BRIEF: Go through the listing and set it down exactly, leaving out its pictures.

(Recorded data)
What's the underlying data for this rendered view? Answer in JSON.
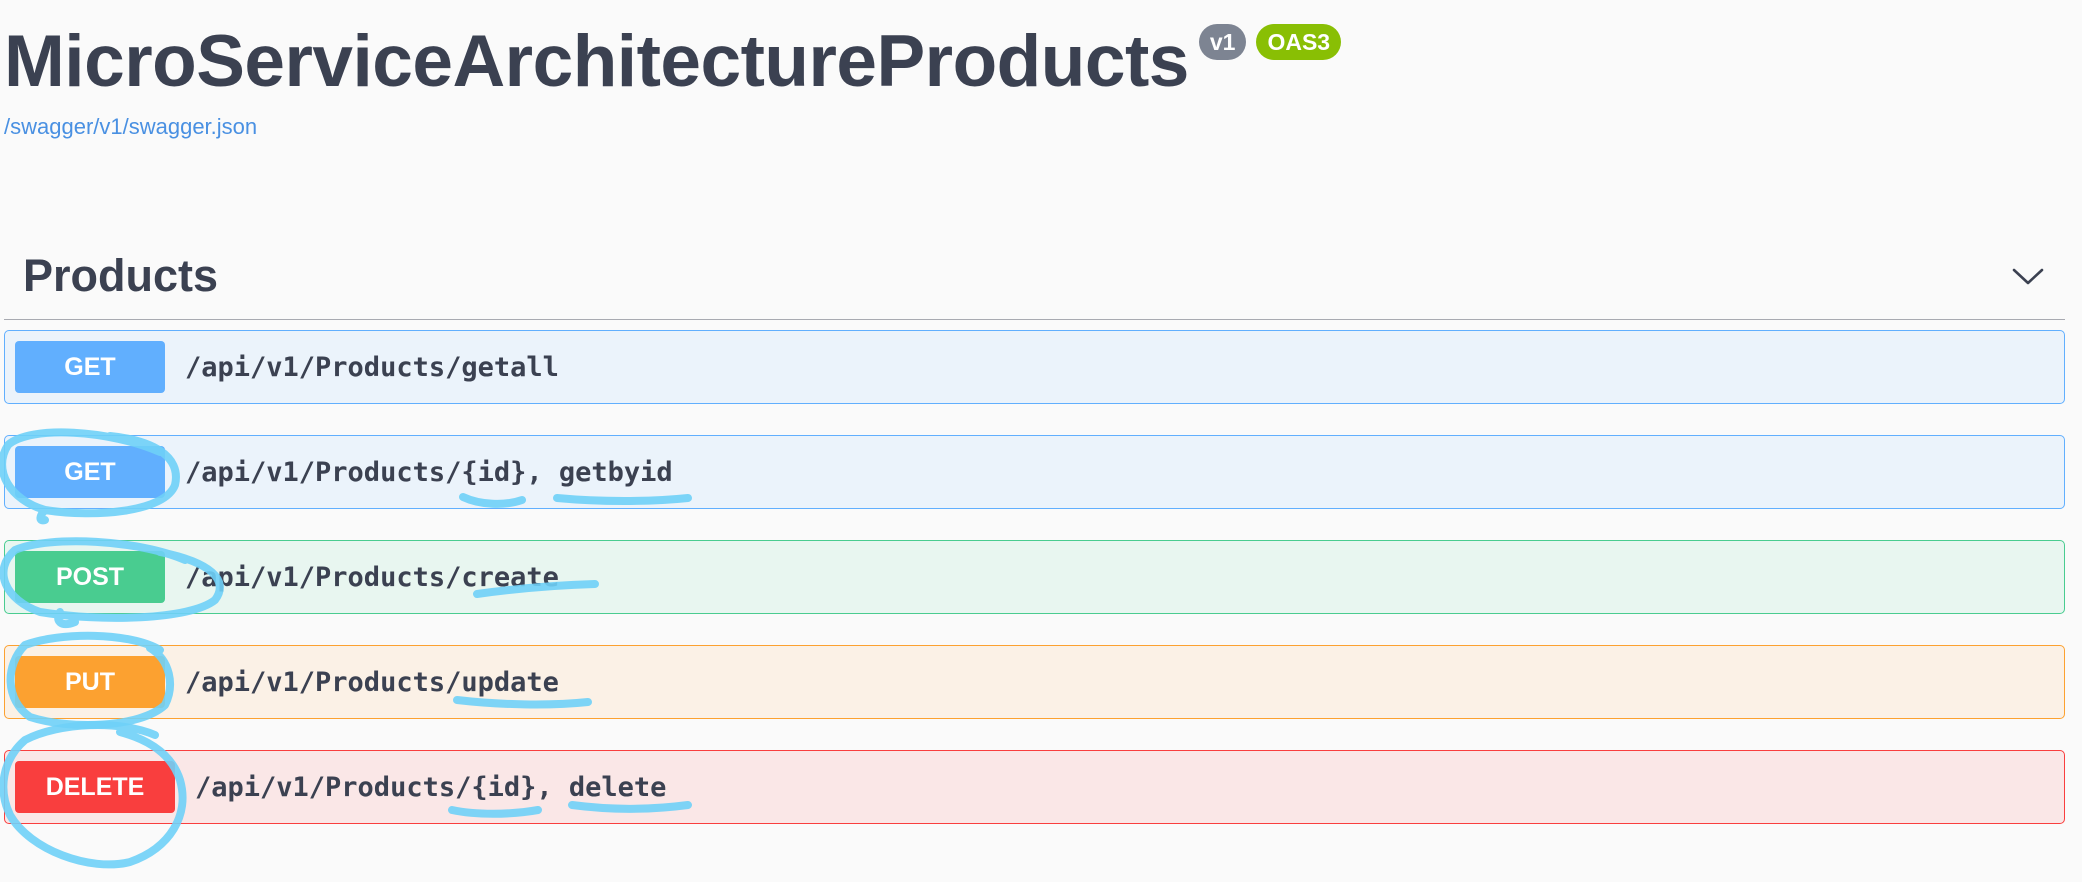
{
  "info": {
    "title": "MicroServiceArchitectureProducts",
    "version_badge": "v1",
    "oas_badge": "OAS3",
    "spec_link": "/swagger/v1/swagger.json"
  },
  "section": {
    "title": "Products",
    "toggle_icon": "chevron-down-icon"
  },
  "operations": [
    {
      "method": "GET",
      "path": "/api/v1/Products/getall"
    },
    {
      "method": "GET",
      "path": "/api/v1/Products/{id}, getbyid"
    },
    {
      "method": "POST",
      "path": "/api/v1/Products/create"
    },
    {
      "method": "PUT",
      "path": "/api/v1/Products/update"
    },
    {
      "method": "DELETE",
      "path": "/api/v1/Products/{id}, delete"
    }
  ],
  "colors": {
    "get": "#61affe",
    "post": "#49cc90",
    "put": "#fca130",
    "delete": "#f93e3e",
    "annotation": "#6fd0f7",
    "oas_badge": "#89bf04",
    "version_badge": "#7d8492"
  }
}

SOLUTION TO THIS PROBLEM:
What's the underlying data for this rendered view? Answer in JSON.
{
  "info": {
    "title": "MicroServiceArchitectureProducts",
    "version_badge": "v1",
    "oas_badge": "OAS3",
    "spec_link": "/swagger/v1/swagger.json"
  },
  "section": {
    "title": "Products",
    "toggle_icon": "chevron-down-icon"
  },
  "operations": [
    {
      "method": "GET",
      "path": "/api/v1/Products/getall"
    },
    {
      "method": "GET",
      "path": "/api/v1/Products/{id}, getbyid"
    },
    {
      "method": "POST",
      "path": "/api/v1/Products/create"
    },
    {
      "method": "PUT",
      "path": "/api/v1/Products/update"
    },
    {
      "method": "DELETE",
      "path": "/api/v1/Products/{id}, delete"
    }
  ],
  "colors": {
    "get": "#61affe",
    "post": "#49cc90",
    "put": "#fca130",
    "delete": "#f93e3e",
    "annotation": "#6fd0f7",
    "oas_badge": "#89bf04",
    "version_badge": "#7d8492"
  }
}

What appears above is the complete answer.